> DO THIS:
Rename "swatch-icon" to "color-chip" in the records from the first line up to and including the line with "y-tick — [1486, 777, 1520, 784]", and give those lines again with everything else unchanged.
## begin MATERIAL SHOWN
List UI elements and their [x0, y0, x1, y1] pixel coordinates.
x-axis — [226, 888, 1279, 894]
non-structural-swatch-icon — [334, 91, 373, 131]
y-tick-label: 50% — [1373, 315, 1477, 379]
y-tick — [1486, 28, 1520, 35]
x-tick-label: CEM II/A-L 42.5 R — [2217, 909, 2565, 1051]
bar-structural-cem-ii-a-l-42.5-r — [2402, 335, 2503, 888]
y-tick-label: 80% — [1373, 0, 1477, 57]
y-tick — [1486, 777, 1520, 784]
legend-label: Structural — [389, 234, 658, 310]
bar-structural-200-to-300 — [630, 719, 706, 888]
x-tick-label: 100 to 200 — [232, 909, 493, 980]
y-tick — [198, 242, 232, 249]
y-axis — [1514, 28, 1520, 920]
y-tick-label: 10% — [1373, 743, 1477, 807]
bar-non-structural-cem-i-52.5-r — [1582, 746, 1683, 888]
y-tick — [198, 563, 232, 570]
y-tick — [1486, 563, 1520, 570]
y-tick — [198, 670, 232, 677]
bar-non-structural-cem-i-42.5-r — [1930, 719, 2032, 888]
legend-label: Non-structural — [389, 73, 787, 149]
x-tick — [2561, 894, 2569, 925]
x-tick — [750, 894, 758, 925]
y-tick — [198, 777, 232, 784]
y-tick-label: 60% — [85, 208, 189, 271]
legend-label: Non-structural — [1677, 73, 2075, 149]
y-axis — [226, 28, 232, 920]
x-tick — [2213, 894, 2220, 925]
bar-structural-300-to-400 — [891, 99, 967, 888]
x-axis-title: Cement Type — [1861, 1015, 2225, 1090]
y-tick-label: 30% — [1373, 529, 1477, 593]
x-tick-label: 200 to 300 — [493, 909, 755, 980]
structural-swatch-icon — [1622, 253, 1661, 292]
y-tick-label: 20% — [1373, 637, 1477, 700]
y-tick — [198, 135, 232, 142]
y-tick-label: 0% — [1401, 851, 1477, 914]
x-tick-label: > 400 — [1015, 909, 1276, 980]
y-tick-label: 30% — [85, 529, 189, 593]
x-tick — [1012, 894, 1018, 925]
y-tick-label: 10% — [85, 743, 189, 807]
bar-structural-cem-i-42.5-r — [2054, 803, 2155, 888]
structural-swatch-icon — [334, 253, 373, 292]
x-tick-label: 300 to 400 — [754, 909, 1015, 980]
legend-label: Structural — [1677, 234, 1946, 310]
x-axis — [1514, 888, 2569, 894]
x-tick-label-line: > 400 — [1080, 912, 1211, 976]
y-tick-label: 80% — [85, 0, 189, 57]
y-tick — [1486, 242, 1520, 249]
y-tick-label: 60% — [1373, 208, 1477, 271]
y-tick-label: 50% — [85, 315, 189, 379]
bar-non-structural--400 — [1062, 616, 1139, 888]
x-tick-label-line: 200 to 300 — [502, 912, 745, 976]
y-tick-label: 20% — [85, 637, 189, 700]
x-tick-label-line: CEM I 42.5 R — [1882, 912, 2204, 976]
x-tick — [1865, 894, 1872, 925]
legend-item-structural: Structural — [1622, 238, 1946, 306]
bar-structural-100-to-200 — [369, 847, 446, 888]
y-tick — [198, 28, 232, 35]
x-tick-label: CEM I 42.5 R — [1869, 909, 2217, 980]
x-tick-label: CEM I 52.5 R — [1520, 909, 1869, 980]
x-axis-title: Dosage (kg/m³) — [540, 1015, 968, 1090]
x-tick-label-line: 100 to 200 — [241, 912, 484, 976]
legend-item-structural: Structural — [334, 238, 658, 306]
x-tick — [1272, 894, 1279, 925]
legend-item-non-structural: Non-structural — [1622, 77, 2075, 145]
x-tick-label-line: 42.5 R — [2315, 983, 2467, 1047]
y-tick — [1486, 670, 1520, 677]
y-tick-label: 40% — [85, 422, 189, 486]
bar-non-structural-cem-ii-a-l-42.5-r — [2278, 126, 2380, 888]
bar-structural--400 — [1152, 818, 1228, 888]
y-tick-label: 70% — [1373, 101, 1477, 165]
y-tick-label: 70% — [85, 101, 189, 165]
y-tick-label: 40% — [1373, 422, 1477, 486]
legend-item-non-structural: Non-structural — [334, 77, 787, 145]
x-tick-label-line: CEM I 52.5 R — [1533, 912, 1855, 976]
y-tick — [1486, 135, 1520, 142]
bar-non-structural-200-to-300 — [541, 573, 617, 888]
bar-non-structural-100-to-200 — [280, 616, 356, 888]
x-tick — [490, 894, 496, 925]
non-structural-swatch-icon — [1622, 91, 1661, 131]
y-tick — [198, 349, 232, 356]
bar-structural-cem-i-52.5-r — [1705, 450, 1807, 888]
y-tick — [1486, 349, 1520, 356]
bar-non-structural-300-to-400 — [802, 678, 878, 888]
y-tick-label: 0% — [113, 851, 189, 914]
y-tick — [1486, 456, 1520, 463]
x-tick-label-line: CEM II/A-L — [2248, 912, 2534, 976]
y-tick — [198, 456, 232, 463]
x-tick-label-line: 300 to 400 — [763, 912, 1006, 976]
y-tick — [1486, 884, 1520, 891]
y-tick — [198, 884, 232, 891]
## end MATERIAL SHOWN
> SOLVED PROBLEM:
List UI elements and their [x0, y0, x1, y1] pixel coordinates.
x-axis — [226, 888, 1279, 894]
non-structural-color-chip — [334, 91, 373, 131]
y-tick-label: 50% — [1373, 315, 1477, 379]
y-tick — [1486, 28, 1520, 35]
x-tick-label: CEM II/A-L 42.5 R — [2217, 909, 2565, 1051]
bar-structural-cem-ii-a-l-42.5-r — [2402, 335, 2503, 888]
y-tick-label: 80% — [1373, 0, 1477, 57]
y-tick — [1486, 777, 1520, 784]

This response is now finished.